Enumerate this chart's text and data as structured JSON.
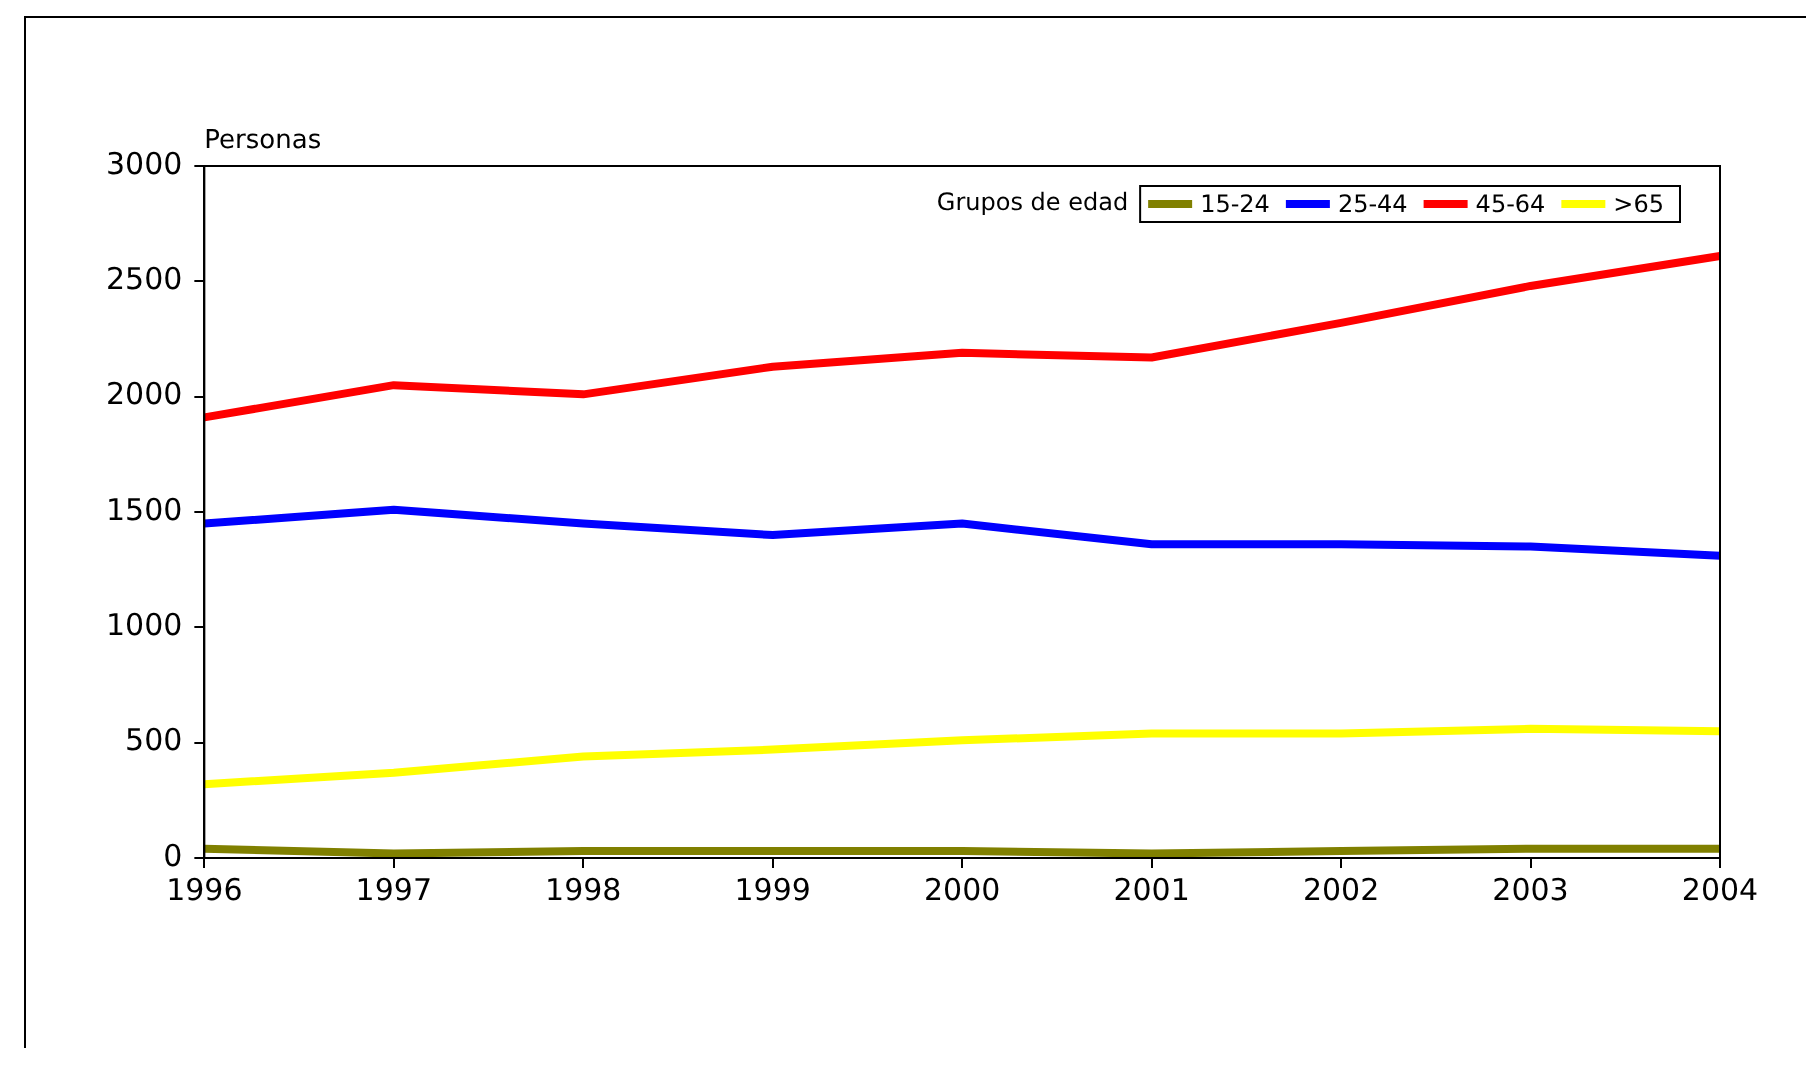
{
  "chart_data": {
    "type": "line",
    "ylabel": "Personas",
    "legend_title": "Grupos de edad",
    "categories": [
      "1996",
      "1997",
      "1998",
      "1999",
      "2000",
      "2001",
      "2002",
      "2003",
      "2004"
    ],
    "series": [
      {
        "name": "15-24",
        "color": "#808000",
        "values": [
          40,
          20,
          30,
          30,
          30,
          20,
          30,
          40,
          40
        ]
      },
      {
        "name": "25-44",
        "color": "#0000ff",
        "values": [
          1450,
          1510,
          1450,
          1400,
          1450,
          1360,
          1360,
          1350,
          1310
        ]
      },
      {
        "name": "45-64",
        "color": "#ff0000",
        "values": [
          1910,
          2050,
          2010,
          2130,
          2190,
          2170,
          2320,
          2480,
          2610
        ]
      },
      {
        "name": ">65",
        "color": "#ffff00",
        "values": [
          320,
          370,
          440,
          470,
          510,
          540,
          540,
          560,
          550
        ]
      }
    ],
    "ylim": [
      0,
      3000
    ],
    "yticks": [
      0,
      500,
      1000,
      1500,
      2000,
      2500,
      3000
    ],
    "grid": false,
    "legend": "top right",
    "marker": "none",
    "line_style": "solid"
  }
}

================================

What to produce:
Reproduce the listing above exactly, excluding all pictures.

Solution to this problem:
Enumerate this chart's text and data as structured JSON.
{
  "chart_data": {
    "type": "line",
    "ylabel": "Personas",
    "legend_title": "Grupos de edad",
    "categories": [
      "1996",
      "1997",
      "1998",
      "1999",
      "2000",
      "2001",
      "2002",
      "2003",
      "2004"
    ],
    "series": [
      {
        "name": "15-24",
        "color": "#808000",
        "values": [
          40,
          20,
          30,
          30,
          30,
          20,
          30,
          40,
          40
        ]
      },
      {
        "name": "25-44",
        "color": "#0000ff",
        "values": [
          1450,
          1510,
          1450,
          1400,
          1450,
          1360,
          1360,
          1350,
          1310
        ]
      },
      {
        "name": "45-64",
        "color": "#ff0000",
        "values": [
          1910,
          2050,
          2010,
          2130,
          2190,
          2170,
          2320,
          2480,
          2610
        ]
      },
      {
        "name": ">65",
        "color": "#ffff00",
        "values": [
          320,
          370,
          440,
          470,
          510,
          540,
          540,
          560,
          550
        ]
      }
    ],
    "ylim": [
      0,
      3000
    ],
    "yticks": [
      0,
      500,
      1000,
      1500,
      2000,
      2500,
      3000
    ],
    "grid": false,
    "legend": "top right",
    "marker": "none",
    "line_style": "solid"
  }
}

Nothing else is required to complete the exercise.